## THE DATA
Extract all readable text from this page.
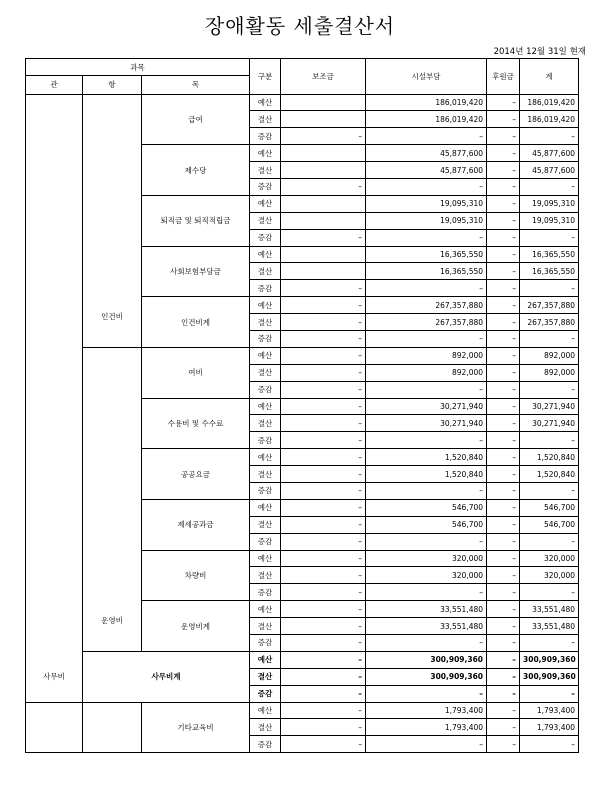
장애활동 세출결산서
2014년 12월 31일 현재
과목			구분	보조금	시설부담	후원금	계
관	항	목					
사무비	인건비	급여	예산		186,019,420	–	186,019,420
			결산		186,019,420	–	186,019,420
			증감	–	–	–	–
		제수당	예산		45,877,600	–	45,877,600
			결산		45,877,600	–	45,877,600
			증감	–	–	–	–
		퇴직금 및 퇴직적립금	예산		19,095,310	–	19,095,310
			결산		19,095,310	–	19,095,310
			증감	–	–	–	–
		사회보험부담금	예산		16,365,550	–	16,365,550
			결산		16,365,550	–	16,365,550
			증감	–	–	–	–
		인건비계	예산	–	267,357,880	–	267,357,880
			결산	–	267,357,880	–	267,357,880
			증감	–	–	–	–
	운영비	여비	예산	–	892,000	–	892,000
			결산	–	892,000	–	892,000
			증감	–	–	–	–
		수용비 및 수수료	예산	–	30,271,940	–	30,271,940
			결산	–	30,271,940	–	30,271,940
			증감	–	–	–	–
		공공요금	예산	–	1,520,840	–	1,520,840
			결산	–	1,520,840	–	1,520,840
			증감	–	–	–	–
		제세공과금	예산	–	546,700	–	546,700
			결산	–	546,700	–	546,700
			증감	–	–	–	–
		차량비	예산	–	320,000	–	320,000
			결산	–	320,000	–	320,000
			증감	–	–	–	–
		운영비계	예산	–	33,551,480	–	33,551,480
			결산	–	33,551,480	–	33,551,480
			증감	–	–	–	–
	사무비계		예산	–	300,909,360	–	300,909,360
			결산	–	300,909,360	–	300,909,360
			증감	–	–	–	–
		기타교육비	예산	–	1,793,400	–	1,793,400
			결산	–	1,793,400	–	1,793,400
			증감	–	–	–	–
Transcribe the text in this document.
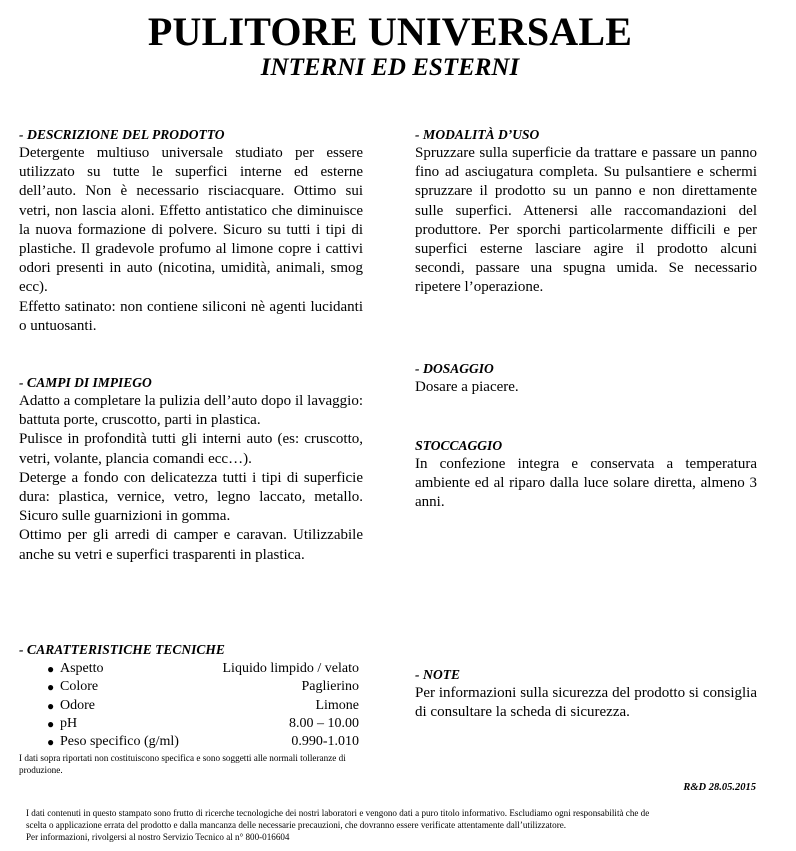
PULITORE UNIVERSALE
INTERNI ED ESTERNI
- DESCRIZIONE DEL PRODOTTO

Detergente multiuso universale studiato per essere utilizzato su tutte le superfici interne ed esterne dell’auto. Non è necessario risciacquare. Ottimo sui vetri, non lascia aloni. Effetto antistatico che diminuisce la nuova formazione di polvere. Sicuro su tutti i tipi di plastiche. Il gradevole profumo al limone copre i cattivi odori presenti in auto (nicotina, umidità, animali, smog ecc).

Effetto satinato: non contiene siliconi nè agenti lucidanti o untuosanti.

- CAMPI DI IMPIEGO

Adatto a completare la pulizia dell’auto dopo il lavaggio: battuta porte, cruscotto, parti in plastica.

Pulisce in profondità tutti gli interni auto (es: cruscotto, vetri, volante, plancia comandi ecc…).

Deterge a fondo con delicatezza tutti i tipi di superficie dura: plastica, vernice, vetro, legno laccato, metallo. Sicuro sulle guarnizioni in gomma.

Ottimo per gli arredi di camper e caravan. Utilizzabile anche su vetri e superfici trasparenti in plastica.

- CARATTERISTICHE TECNICHE
● Aspetto	Liquido limpido / velato
● Colore	Paglierino
● Odore	Limone
● pH	8.00 – 10.00
● Peso specifico (g/ml)	0.990-1.010
I dati sopra riportati non costituiscono specifica e sono soggetti alle normali tolleranze di produzione.
- MODALITÀ D’USO

Spruzzare sulla superficie da trattare e passare un panno fino ad asciugatura completa. Su pulsantiere e schermi spruzzare il prodotto su un panno e non direttamente sulle superfici. Attenersi alle raccomandazioni del produttore. Per sporchi particolarmente difficili e per superfici esterne lasciare agire il prodotto alcuni secondi, passare una spugna umida. Se necessario ripetere l’operazione.

- DOSAGGIO

Dosare a piacere.

STOCCAGGIO

In confezione integra e conservata a temperatura ambiente ed al riparo dalla luce solare diretta, almeno 3 anni.

- NOTE

Per informazioni sulla sicurezza del prodotto si consiglia di consultare la scheda di sicurezza.

R&D 28.05.2015
I dati contenuti in questo stampato sono frutto di ricerche tecnologiche dei nostri laboratori e vengono dati a puro titolo informativo. Escludiamo ogni responsabilità che de
scelta o applicazione errata del prodotto e dalla mancanza delle necessarie precauzioni, che dovranno essere verificate attentamente dall’utilizzatore.
Per informazioni, rivolgersi al nostro Servizio Tecnico al n° 800-016604
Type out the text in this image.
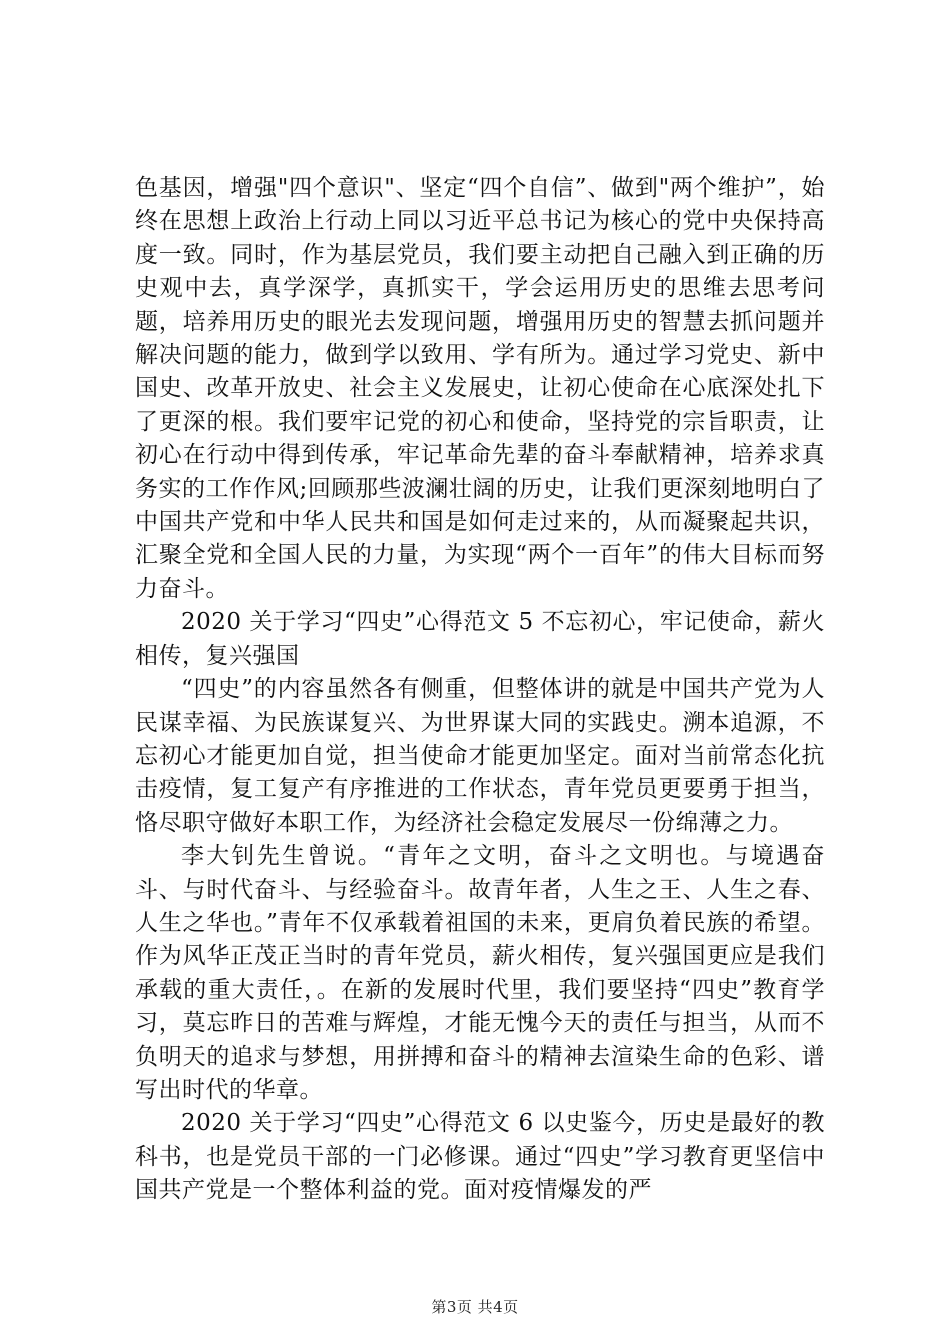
色基因，增强"四个意识"、坚定“四个自信”、做到"两个维护”，始终在思想上政治上行动上同以习近平总书记为核心的党中央保持高度一致。同时，作为基层党员，我们要主动把自己融入到正确的历史观中去，真学深学，真抓实干，学会运用历史的思维去思考问题，培养用历史的眼光去发现问题，增强用历史的智慧去抓问题并解决问题的能力，做到学以致用、学有所为。通过学习党史、新中国史、改革开放史、社会主义发展史，让初心使命在心底深处扎下了更深的根。我们要牢记党的初心和使命，坚持党的宗旨职责，让初心在行动中得到传承，牢记革命先辈的奋斗奉献精神，培养求真务实的工作作风;回顾那些波澜壮阔的历史，让我们更深刻地明白了中国共产党和中华人民共和国是如何走过来的，从而凝聚起共识，汇聚全党和全国人民的力量，为实现“两个一百年”的伟大目标而努力奋斗。

2020 关于学习“四史”心得范文 5 不忘初心，牢记使命，薪火相传，复兴强国

“四史”的内容虽然各有侧重，但整体讲的就是中国共产党为人民谋幸福、为民族谋复兴、为世界谋大同的实践史。溯本追源，不忘初心才能更加自觉，担当使命才能更加坚定。面对当前常态化抗击疫情，复工复产有序推进的工作状态，青年党员更要勇于担当，恪尽职守做好本职工作，为经济社会稳定发展尽一份绵薄之力。

李大钊先生曾说。“青年之文明，奋斗之文明也。与境遇奋斗、与时代奋斗、与经验奋斗。故青年者，人生之王、人生之春、人生之华也。”青年不仅承载着祖国的未来，更肩负着民族的希望。作为风华正茂正当时的青年党员，薪火相传，复兴强国更应是我们承载的重大责任，。在新的发展时代里，我们要坚持“四史”教育学习，莫忘昨日的苦难与辉煌，才能无愧今天的责任与担当，从而不负明天的追求与梦想，用拼搏和奋斗的精神去渲染生命的色彩、谱写出时代的华章。

2020 关于学习“四史”心得范文 6 以史鉴今，历史是最好的教科书，也是党员干部的一门必修课。通过“四史”学习教育更坚信中国共产党是一个整体利益的党。面对疫情爆发的严

第3页 共4页
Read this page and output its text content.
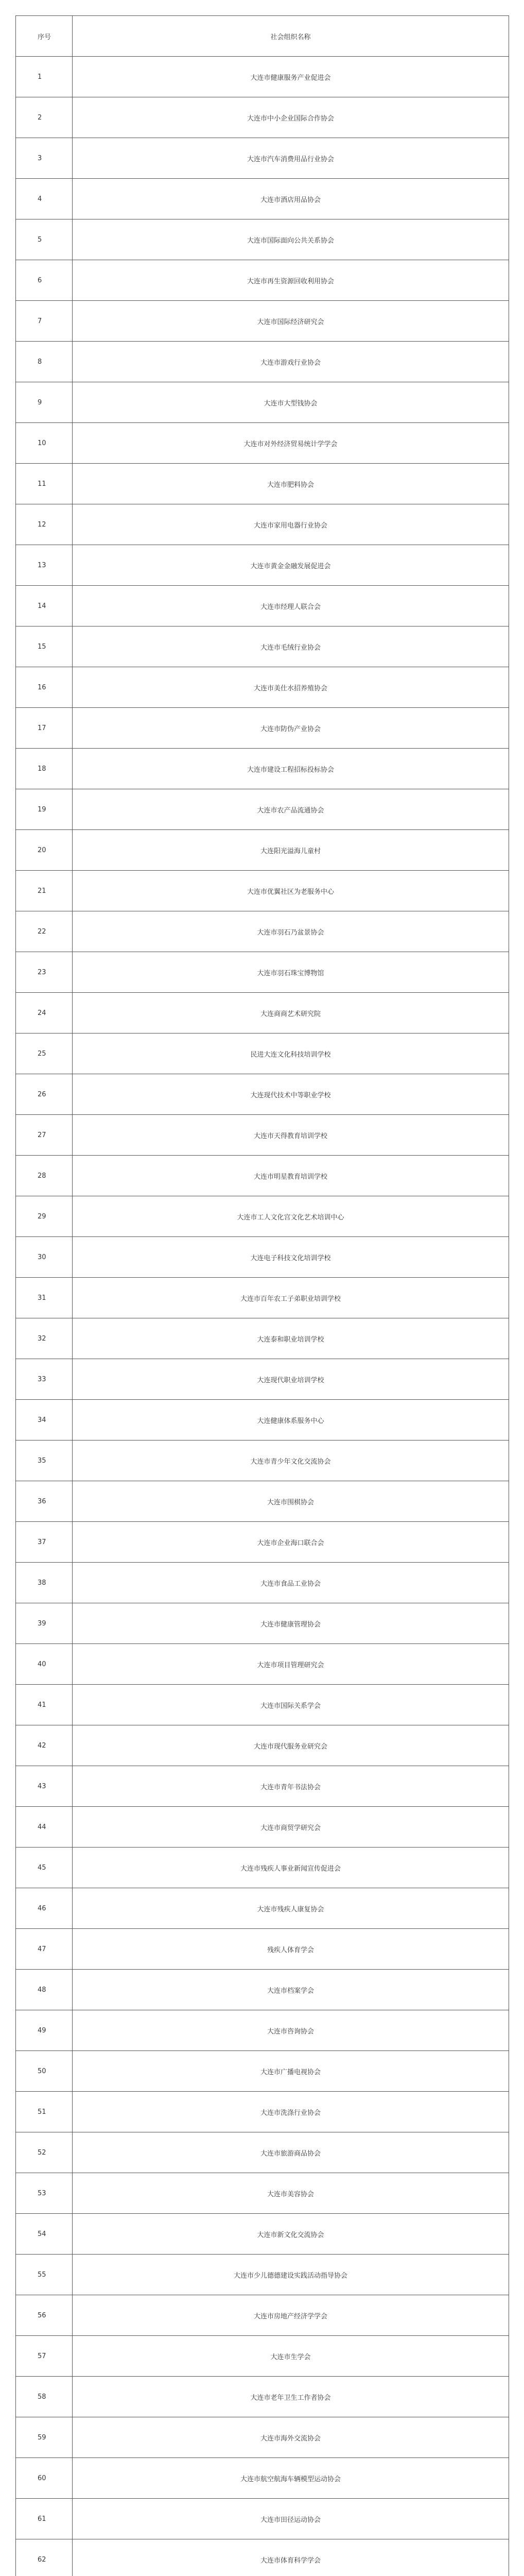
序号	社会组织名称
1	大连市健康服务产业促进会
2	大连市中小企业国际合作协会
3	大连市汽车消费用品行业协会
4	大连市酒店用品协会
5	大连市国际面向公共关系协会
6	大连市再生资源回收利用协会
7	大连市国际经济研究会
8	大连市游戏行业协会
9	大连市大型钱协会
10	大连市对外经济贸易统计学学会
11	大连市肥料协会
12	大连市家用电器行业协会
13	大连市黄金金融发展促进会
14	大连市经理人联合会
15	大连市毛绒行业协会
16	大连市美仕水招养殖协会
17	大连市防伪产业协会
18	大连市建设工程招标投标协会
19	大连市农产品流通协会
20	大连阳光溢海儿童村
21	大连市优翼社区为老服务中心
22	大连市羽石乃盆景协会
23	大连市羽石珠宝博物馆
24	大连商商艺术研究院
25	民进大连文化科技培训学校
26	大连现代技术中等职业学校
27	大连市天得教育培训学校
28	大连市明星教育培训学校
29	大连市工人文化宫文化艺术培训中心
30	大连电子科技文化培训学校
31	大连市百年农工子弟职业培训学校
32	大连泰和职业培训学校
33	大连现代职业培训学校
34	大连健康体系服务中心
35	大连市青少年文化交流协会
36	大连市围棋协会
37	大连市企业海口联合会
38	大连市食品工业协会
39	大连市健康管理协会
40	大连市项目管理研究会
41	大连市国际关系学会
42	大连市现代服务业研究会
43	大连市青年书法协会
44	大连市商贸学研究会
45	大连市残疾人事业新闻宣传促进会
46	大连市残疾人康复协会
47	残疾人体育学会
48	大连市档案学会
49	大连市咨询协会
50	大连市广播电视协会
51	大连市洗涤行业协会
52	大连市旅游商品协会
53	大连市美容协会
54	大连市新文化交流协会
55	大连市少儿德德建设实践活动指导协会
56	大连市房地产经济学学会
57	大连市生学会
58	大连市老年卫生工作者协会
59	大连市海外交流协会
60	大连市航空航海车辆模型运动协会
61	大连市田径运动协会
62	大连市体育科学学会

## WHAT IS BEING ASKED
Say how many lines in the records hold the string "page", and say nothing else.

## ANSWER TO THE PROBLEM
2